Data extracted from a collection
====
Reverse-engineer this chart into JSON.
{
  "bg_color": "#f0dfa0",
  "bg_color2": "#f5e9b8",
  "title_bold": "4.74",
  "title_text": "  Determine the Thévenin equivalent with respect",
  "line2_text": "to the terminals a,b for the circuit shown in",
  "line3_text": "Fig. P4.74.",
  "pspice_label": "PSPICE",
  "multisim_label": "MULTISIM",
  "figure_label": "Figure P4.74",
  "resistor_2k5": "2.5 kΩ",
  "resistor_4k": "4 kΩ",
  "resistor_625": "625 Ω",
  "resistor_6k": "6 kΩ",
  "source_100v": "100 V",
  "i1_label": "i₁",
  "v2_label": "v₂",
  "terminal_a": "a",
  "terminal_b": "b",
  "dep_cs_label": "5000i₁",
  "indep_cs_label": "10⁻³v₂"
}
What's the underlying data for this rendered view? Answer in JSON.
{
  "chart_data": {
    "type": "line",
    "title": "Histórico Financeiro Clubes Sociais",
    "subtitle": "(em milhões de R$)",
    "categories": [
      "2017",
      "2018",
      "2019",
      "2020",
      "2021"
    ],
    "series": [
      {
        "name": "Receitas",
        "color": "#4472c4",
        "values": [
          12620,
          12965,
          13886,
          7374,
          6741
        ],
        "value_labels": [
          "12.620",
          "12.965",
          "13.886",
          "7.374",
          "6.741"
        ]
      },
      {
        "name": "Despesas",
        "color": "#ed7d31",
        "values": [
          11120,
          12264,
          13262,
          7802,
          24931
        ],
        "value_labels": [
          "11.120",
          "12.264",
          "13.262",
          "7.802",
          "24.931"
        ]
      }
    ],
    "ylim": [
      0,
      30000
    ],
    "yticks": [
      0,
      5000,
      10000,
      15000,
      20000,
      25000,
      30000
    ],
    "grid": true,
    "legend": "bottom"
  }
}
====
* [SHORT EXERCISE] All entries must be repeated verbatim.

* [TASK OUTPUT]
Reverse-engineer this chart into JSON.
{
  "bg_color": "#f0dfa0",
  "bg_color2": "#f5e9b8",
  "title_bold": "4.74",
  "title_text": "  Determine the Thévenin equivalent with respect",
  "line2_text": "to the terminals a,b for the circuit shown in",
  "line3_text": "Fig. P4.74.",
  "pspice_label": "PSPICE",
  "multisim_label": "MULTISIM",
  "figure_label": "Figure P4.74",
  "resistor_2k5": "2.5 kΩ",
  "resistor_4k": "4 kΩ",
  "resistor_625": "625 Ω",
  "resistor_6k": "6 kΩ",
  "source_100v": "100 V",
  "i1_label": "i₁",
  "v2_label": "v₂",
  "terminal_a": "a",
  "terminal_b": "b",
  "dep_cs_label": "5000i₁",
  "indep_cs_label": "10⁻³v₂"
}
What's the underlying data for this rendered view? Answer in JSON.
{
  "chart_data": {
    "type": "line",
    "title": "Histórico Financeiro Clubes Sociais",
    "subtitle": "(em milhões de R$)",
    "categories": [
      "2017",
      "2018",
      "2019",
      "2020",
      "2021"
    ],
    "series": [
      {
        "name": "Receitas",
        "color": "#4472c4",
        "values": [
          12620,
          12965,
          13886,
          7374,
          6741
        ],
        "value_labels": [
          "12.620",
          "12.965",
          "13.886",
          "7.374",
          "6.741"
        ]
      },
      {
        "name": "Despesas",
        "color": "#ed7d31",
        "values": [
          11120,
          12264,
          13262,
          7802,
          24931
        ],
        "value_labels": [
          "11.120",
          "12.264",
          "13.262",
          "7.802",
          "24.931"
        ]
      }
    ],
    "ylim": [
      0,
      30000
    ],
    "yticks": [
      0,
      5000,
      10000,
      15000,
      20000,
      25000,
      30000
    ],
    "grid": true,
    "legend": "bottom"
  }
}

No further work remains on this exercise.